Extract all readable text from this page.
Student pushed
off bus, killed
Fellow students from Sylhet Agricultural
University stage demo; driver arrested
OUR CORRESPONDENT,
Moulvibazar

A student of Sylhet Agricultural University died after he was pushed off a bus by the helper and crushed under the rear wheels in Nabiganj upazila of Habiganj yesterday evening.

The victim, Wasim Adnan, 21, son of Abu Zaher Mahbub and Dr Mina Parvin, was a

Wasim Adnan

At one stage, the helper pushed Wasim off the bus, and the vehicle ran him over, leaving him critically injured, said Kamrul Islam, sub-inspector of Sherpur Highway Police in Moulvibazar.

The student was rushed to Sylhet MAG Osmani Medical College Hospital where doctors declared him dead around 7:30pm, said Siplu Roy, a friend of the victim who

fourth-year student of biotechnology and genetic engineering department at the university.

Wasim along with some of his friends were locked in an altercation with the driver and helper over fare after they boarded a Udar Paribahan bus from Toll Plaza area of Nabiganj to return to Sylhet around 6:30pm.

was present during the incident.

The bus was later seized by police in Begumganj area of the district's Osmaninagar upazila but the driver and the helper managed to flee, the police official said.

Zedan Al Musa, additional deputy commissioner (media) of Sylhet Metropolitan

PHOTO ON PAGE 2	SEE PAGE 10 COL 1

#### Exercise task:
Using the entries above, return each line that includes the word "stage".

#### Output of the task:
University stage demo; driver arrested
At one stage, the helper pushed Wasim off the bus, and the vehicle ran him over, leaving him critically injured, said Kamrul Islam, sub-inspector of Sherpur Highway Police in Moulvibazar.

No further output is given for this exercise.